• [Task statement]
Exact repetition is required: reproduce every line of the data.

(Collected data entries)
□ □ □ □

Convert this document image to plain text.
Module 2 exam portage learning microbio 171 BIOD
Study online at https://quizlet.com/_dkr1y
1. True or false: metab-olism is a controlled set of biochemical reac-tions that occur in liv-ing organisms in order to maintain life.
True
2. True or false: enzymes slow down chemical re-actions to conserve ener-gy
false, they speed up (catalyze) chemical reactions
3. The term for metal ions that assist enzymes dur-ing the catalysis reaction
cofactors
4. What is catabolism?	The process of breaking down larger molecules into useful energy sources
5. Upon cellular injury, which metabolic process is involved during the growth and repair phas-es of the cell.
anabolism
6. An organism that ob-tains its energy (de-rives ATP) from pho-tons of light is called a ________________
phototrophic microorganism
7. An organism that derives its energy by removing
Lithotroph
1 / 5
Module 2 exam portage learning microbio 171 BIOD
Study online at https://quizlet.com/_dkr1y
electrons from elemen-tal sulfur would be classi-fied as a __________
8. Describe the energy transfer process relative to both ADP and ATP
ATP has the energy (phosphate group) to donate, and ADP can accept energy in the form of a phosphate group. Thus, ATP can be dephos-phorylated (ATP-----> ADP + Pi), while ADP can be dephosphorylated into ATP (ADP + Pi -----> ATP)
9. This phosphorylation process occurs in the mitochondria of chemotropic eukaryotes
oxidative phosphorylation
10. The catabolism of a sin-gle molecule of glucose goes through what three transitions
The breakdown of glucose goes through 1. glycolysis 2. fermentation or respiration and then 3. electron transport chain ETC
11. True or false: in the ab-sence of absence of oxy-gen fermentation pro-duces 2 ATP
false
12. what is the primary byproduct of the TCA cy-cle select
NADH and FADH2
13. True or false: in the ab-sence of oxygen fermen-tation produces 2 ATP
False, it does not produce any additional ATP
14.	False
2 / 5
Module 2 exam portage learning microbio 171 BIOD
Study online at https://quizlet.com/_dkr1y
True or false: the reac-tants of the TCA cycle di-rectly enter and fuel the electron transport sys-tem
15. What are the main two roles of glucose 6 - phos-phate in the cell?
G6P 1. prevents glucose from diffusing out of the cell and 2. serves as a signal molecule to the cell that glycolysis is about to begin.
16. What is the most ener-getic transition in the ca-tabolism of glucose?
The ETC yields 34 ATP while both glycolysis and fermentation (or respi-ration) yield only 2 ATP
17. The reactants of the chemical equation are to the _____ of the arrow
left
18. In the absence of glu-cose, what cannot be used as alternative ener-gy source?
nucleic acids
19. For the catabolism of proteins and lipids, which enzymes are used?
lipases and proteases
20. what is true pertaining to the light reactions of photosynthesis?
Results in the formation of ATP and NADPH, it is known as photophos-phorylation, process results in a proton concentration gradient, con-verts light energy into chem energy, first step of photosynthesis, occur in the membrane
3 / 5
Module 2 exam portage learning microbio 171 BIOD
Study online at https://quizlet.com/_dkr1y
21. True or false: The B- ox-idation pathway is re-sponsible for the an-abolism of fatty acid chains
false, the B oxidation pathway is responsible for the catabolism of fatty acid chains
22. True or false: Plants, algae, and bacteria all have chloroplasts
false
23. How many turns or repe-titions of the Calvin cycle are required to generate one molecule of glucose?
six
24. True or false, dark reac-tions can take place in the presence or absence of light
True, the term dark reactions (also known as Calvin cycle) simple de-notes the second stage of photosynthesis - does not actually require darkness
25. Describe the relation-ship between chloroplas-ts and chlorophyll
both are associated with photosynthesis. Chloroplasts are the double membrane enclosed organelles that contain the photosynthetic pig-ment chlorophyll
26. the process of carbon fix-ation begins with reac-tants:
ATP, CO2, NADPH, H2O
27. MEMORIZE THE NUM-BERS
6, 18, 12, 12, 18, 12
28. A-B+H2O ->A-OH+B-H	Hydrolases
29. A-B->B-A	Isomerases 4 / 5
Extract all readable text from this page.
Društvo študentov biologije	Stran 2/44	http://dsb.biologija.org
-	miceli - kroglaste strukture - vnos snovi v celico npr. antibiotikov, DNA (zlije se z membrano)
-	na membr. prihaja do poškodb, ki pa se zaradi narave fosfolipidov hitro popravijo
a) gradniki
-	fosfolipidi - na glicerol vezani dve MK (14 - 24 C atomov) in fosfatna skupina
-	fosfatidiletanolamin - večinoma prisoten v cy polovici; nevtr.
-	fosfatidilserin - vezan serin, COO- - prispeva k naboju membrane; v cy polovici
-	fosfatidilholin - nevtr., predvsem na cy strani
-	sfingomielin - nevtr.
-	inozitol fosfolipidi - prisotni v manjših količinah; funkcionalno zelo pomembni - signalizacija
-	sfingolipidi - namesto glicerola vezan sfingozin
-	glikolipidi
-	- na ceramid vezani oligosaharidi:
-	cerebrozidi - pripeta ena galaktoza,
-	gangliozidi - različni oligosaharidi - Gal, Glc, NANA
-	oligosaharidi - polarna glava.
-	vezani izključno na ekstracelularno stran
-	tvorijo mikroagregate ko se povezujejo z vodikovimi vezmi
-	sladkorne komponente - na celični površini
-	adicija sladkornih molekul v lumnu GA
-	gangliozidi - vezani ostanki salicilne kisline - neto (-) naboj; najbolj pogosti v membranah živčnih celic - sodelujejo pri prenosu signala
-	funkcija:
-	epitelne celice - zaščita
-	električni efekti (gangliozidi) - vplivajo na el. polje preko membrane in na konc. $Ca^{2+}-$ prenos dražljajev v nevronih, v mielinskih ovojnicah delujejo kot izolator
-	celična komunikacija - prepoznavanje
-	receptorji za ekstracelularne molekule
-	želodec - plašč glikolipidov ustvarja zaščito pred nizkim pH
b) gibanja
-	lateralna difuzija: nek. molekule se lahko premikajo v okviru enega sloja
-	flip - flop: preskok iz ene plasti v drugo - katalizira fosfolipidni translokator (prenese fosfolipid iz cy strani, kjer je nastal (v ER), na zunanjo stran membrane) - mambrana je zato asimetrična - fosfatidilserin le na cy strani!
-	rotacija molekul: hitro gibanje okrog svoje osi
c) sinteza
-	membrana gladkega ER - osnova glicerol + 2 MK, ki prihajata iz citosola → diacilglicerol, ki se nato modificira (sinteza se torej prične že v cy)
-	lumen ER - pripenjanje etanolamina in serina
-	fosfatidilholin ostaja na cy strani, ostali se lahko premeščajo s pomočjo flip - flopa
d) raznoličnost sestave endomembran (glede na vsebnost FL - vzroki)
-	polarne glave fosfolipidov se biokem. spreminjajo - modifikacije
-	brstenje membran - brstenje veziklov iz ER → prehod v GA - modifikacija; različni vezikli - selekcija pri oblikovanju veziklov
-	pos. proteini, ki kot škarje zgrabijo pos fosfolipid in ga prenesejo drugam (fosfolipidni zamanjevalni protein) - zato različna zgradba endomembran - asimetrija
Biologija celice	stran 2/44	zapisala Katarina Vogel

□ □ □ □

• [Exercise result]
Convert this document image to plain text.
Module 2 exam portage learning microbio 171 BIOD
Study online at https://quizlet.com/_dkr1y
1. True or false: metab-olism is a controlled set of biochemical reac-tions that occur in liv-ing organisms in order to maintain life.
True
2. True or false: enzymes slow down chemical re-actions to conserve ener-gy
false, they speed up (catalyze) chemical reactions
3. The term for metal ions that assist enzymes dur-ing the catalysis reaction
cofactors
4. What is catabolism?	The process of breaking down larger molecules into useful energy sources
5. Upon cellular injury, which metabolic process is involved during the growth and repair phas-es of the cell.
anabolism
6. An organism that ob-tains its energy (de-rives ATP) from pho-tons of light is called a ________________
phototrophic microorganism
7. An organism that derives its energy by removing
Lithotroph
1 / 5
Module 2 exam portage learning microbio 171 BIOD
Study online at https://quizlet.com/_dkr1y
electrons from elemen-tal sulfur would be classi-fied as a __________
8. Describe the energy transfer process relative to both ADP and ATP
ATP has the energy (phosphate group) to donate, and ADP can accept energy in the form of a phosphate group. Thus, ATP can be dephos-phorylated (ATP-----> ADP + Pi), while ADP can be dephosphorylated into ATP (ADP + Pi -----> ATP)
9. This phosphorylation process occurs in the mitochondria of chemotropic eukaryotes
oxidative phosphorylation
10. The catabolism of a sin-gle molecule of glucose goes through what three transitions
The breakdown of glucose goes through 1. glycolysis 2. fermentation or respiration and then 3. electron transport chain ETC
11. True or false: in the ab-sence of absence of oxy-gen fermentation pro-duces 2 ATP
false
12. what is the primary byproduct of the TCA cy-cle select
NADH and FADH2
13. True or false: in the ab-sence of oxygen fermen-tation produces 2 ATP
False, it does not produce any additional ATP
14.	False
2 / 5
Module 2 exam portage learning microbio 171 BIOD
Study online at https://quizlet.com/_dkr1y
True or false: the reac-tants of the TCA cycle di-rectly enter and fuel the electron transport sys-tem
15. What are the main two roles of glucose 6 - phos-phate in the cell?
G6P 1. prevents glucose from diffusing out of the cell and 2. serves as a signal molecule to the cell that glycolysis is about to begin.
16. What is the most ener-getic transition in the ca-tabolism of glucose?
The ETC yields 34 ATP while both glycolysis and fermentation (or respi-ration) yield only 2 ATP
17. The reactants of the chemical equation are to the _____ of the arrow
left
18. In the absence of glu-cose, what cannot be used as alternative ener-gy source?
nucleic acids
19. For the catabolism of proteins and lipids, which enzymes are used?
lipases and proteases
20. what is true pertaining to the light reactions of photosynthesis?
Results in the formation of ATP and NADPH, it is known as photophos-phorylation, process results in a proton concentration gradient, con-verts light energy into chem energy, first step of photosynthesis, occur in the membrane
3 / 5
Module 2 exam portage learning microbio 171 BIOD
Study online at https://quizlet.com/_dkr1y
21. True or false: The B- ox-idation pathway is re-sponsible for the an-abolism of fatty acid chains
false, the B oxidation pathway is responsible for the catabolism of fatty acid chains
22. True or false: Plants, algae, and bacteria all have chloroplasts
false
23. How many turns or repe-titions of the Calvin cycle are required to generate one molecule of glucose?
six
24. True or false, dark reac-tions can take place in the presence or absence of light
True, the term dark reactions (also known as Calvin cycle) simple de-notes the second stage of photosynthesis - does not actually require darkness
25. Describe the relation-ship between chloroplas-ts and chlorophyll
both are associated with photosynthesis. Chloroplasts are the double membrane enclosed organelles that contain the photosynthetic pig-ment chlorophyll
26. the process of carbon fix-ation begins with reac-tants:
ATP, CO2, NADPH, H2O
27. MEMORIZE THE NUM-BERS
6, 18, 12, 12, 18, 12
28. A-B+H2O ->A-OH+B-H	Hydrolases
29. A-B->B-A	Isomerases 4 / 5
Extract all readable text from this page.
Društvo študentov biologije	Stran 2/44	http://dsb.biologija.org
-	miceli - kroglaste strukture - vnos snovi v celico npr. antibiotikov, DNA (zlije se z membrano)
-	na membr. prihaja do poškodb, ki pa se zaradi narave fosfolipidov hitro popravijo
a) gradniki
-	fosfolipidi - na glicerol vezani dve MK (14 - 24 C atomov) in fosfatna skupina
-	fosfatidiletanolamin - večinoma prisoten v cy polovici; nevtr.
-	fosfatidilserin - vezan serin, COO- - prispeva k naboju membrane; v cy polovici
-	fosfatidilholin - nevtr., predvsem na cy strani
-	sfingomielin - nevtr.
-	inozitol fosfolipidi - prisotni v manjših količinah; funkcionalno zelo pomembni - signalizacija
-	sfingolipidi - namesto glicerola vezan sfingozin
-	glikolipidi
-	- na ceramid vezani oligosaharidi:
-	cerebrozidi - pripeta ena galaktoza,
-	gangliozidi - različni oligosaharidi - Gal, Glc, NANA
-	oligosaharidi - polarna glava.
-	vezani izključno na ekstracelularno stran
-	tvorijo mikroagregate ko se povezujejo z vodikovimi vezmi
-	sladkorne komponente - na celični površini
-	adicija sladkornih molekul v lumnu GA
-	gangliozidi - vezani ostanki salicilne kisline - neto (-) naboj; najbolj pogosti v membranah živčnih celic - sodelujejo pri prenosu signala
-	funkcija:
-	epitelne celice - zaščita
-	električni efekti (gangliozidi) - vplivajo na el. polje preko membrane in na konc. $Ca^{2+}-$ prenos dražljajev v nevronih, v mielinskih ovojnicah delujejo kot izolator
-	celična komunikacija - prepoznavanje
-	receptorji za ekstracelularne molekule
-	želodec - plašč glikolipidov ustvarja zaščito pred nizkim pH
b) gibanja
-	lateralna difuzija: nek. molekule se lahko premikajo v okviru enega sloja
-	flip - flop: preskok iz ene plasti v drugo - katalizira fosfolipidni translokator (prenese fosfolipid iz cy strani, kjer je nastal (v ER), na zunanjo stran membrane) - mambrana je zato asimetrična - fosfatidilserin le na cy strani!
-	rotacija molekul: hitro gibanje okrog svoje osi
c) sinteza
-	membrana gladkega ER - osnova glicerol + 2 MK, ki prihajata iz citosola → diacilglicerol, ki se nato modificira (sinteza se torej prične že v cy)
-	lumen ER - pripenjanje etanolamina in serina
-	fosfatidilholin ostaja na cy strani, ostali se lahko premeščajo s pomočjo flip - flopa
d) raznoličnost sestave endomembran (glede na vsebnost FL - vzroki)
-	polarne glave fosfolipidov se biokem. spreminjajo - modifikacije
-	brstenje membran - brstenje veziklov iz ER → prehod v GA - modifikacija; različni vezikli - selekcija pri oblikovanju veziklov
-	pos. proteini, ki kot škarje zgrabijo pos fosfolipid in ga prenesejo drugam (fosfolipidni zamanjevalni protein) - zato različna zgradba endomembran - asimetrija
Biologija celice	stran 2/44	zapisala Katarina Vogel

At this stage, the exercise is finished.